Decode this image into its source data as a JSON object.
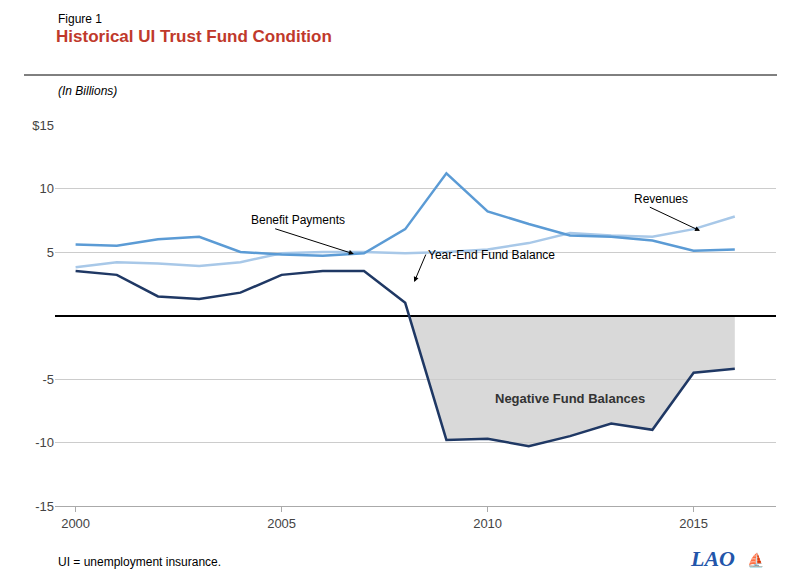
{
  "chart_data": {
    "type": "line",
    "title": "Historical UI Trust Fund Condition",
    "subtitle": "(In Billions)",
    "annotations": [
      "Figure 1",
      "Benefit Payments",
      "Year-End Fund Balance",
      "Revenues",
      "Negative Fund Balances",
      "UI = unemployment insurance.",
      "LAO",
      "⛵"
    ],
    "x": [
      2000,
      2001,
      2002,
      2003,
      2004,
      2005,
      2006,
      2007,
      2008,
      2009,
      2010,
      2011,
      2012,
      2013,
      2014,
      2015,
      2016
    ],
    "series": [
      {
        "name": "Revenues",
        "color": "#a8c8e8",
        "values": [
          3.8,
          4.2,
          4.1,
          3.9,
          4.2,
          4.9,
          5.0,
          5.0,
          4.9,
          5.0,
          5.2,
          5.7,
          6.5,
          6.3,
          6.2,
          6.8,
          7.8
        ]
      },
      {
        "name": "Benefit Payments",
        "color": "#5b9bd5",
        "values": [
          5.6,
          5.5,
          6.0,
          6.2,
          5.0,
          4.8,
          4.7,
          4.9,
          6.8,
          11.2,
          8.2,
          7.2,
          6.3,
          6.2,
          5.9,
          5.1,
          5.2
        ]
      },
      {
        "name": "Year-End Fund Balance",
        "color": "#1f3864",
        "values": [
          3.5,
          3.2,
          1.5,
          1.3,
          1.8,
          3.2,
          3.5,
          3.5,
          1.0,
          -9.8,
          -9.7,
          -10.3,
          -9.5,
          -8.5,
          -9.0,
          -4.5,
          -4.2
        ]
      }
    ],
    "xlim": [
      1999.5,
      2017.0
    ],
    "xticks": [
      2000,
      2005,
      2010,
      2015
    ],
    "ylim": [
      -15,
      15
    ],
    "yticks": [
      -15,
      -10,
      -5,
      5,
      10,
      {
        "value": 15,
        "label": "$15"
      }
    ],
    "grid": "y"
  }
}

^^^^^^^^^^^^^^^^

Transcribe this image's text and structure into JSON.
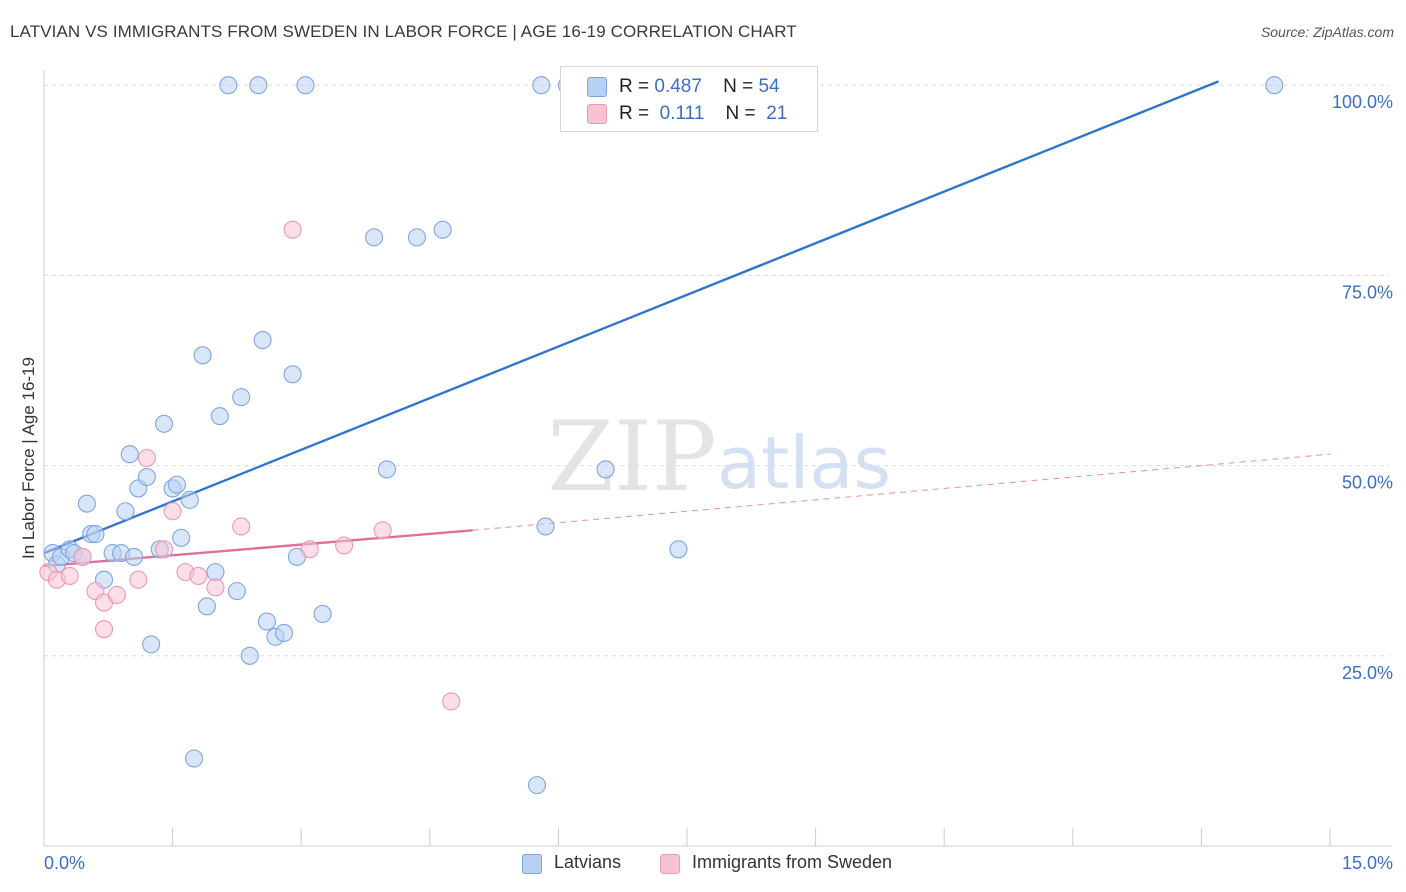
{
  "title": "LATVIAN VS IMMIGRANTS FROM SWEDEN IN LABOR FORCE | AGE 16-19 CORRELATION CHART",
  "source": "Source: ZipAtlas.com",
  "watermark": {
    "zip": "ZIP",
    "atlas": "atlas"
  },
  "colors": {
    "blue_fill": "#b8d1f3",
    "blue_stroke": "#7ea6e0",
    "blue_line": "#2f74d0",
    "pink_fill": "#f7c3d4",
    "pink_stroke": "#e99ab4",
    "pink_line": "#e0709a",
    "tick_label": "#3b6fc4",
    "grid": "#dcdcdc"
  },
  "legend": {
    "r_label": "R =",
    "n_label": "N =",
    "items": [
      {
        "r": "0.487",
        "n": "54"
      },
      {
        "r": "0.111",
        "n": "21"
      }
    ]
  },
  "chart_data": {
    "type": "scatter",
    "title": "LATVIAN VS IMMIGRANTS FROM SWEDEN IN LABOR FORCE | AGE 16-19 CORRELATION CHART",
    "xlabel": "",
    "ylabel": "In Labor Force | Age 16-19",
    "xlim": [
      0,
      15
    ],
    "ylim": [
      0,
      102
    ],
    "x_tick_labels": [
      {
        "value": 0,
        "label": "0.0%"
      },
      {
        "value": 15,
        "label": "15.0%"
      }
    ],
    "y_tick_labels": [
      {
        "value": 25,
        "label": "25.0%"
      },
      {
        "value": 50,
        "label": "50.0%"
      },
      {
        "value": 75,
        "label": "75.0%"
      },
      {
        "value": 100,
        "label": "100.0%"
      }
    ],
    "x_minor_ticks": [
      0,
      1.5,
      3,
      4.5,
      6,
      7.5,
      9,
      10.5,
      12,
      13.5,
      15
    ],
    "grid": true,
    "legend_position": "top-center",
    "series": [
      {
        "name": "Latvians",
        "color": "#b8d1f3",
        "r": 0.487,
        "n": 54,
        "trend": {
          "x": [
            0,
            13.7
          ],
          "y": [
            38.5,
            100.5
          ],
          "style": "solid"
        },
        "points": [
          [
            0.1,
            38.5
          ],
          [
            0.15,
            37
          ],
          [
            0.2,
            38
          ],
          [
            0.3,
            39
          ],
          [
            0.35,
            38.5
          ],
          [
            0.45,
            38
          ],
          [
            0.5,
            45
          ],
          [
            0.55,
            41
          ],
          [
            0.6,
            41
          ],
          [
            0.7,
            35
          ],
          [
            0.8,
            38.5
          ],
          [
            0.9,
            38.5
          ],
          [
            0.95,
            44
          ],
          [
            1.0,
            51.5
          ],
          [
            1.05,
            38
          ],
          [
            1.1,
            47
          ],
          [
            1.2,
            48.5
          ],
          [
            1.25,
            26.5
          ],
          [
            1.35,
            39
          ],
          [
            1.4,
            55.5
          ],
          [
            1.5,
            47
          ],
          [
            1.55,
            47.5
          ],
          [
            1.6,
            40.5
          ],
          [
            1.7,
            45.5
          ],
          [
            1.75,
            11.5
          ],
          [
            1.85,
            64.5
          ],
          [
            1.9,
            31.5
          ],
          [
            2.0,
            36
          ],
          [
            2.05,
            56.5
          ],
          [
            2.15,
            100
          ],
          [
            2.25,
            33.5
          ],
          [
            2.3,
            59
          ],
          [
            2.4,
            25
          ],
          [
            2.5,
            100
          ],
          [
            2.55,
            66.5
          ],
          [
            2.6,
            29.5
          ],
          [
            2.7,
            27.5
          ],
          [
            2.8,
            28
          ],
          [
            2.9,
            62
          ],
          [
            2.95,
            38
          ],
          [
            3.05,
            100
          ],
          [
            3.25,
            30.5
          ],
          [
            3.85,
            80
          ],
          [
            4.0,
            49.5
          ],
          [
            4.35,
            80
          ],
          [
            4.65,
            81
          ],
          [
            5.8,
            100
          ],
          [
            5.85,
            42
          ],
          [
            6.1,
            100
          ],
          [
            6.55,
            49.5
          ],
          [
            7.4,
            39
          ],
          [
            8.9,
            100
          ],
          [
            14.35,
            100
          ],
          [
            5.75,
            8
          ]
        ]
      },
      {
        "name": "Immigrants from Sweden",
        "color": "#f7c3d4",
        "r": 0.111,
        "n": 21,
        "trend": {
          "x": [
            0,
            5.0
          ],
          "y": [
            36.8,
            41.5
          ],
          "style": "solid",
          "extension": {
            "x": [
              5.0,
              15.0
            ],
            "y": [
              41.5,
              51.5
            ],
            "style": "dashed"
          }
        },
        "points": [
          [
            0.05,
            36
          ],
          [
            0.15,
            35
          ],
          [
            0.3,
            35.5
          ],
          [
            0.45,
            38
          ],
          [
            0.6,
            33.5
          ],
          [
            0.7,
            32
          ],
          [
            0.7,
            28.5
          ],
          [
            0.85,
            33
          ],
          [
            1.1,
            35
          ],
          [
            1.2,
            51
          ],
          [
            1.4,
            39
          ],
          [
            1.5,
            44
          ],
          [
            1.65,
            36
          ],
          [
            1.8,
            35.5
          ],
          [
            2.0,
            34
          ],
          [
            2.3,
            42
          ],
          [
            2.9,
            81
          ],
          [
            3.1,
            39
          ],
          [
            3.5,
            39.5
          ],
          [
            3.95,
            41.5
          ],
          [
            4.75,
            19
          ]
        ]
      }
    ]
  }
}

^^^^^^^^^^^^^^^^

WHAT THE EXERCISE ASKS.
Extract every line containing the string "Fund" from the material.

RESPONSE BELOW.
    "title": "Historical UI Trust Fund Condition",
      "Year-End Fund Balance",
      "Negative Fund Balances",
        "name": "Year-End Fund Balance",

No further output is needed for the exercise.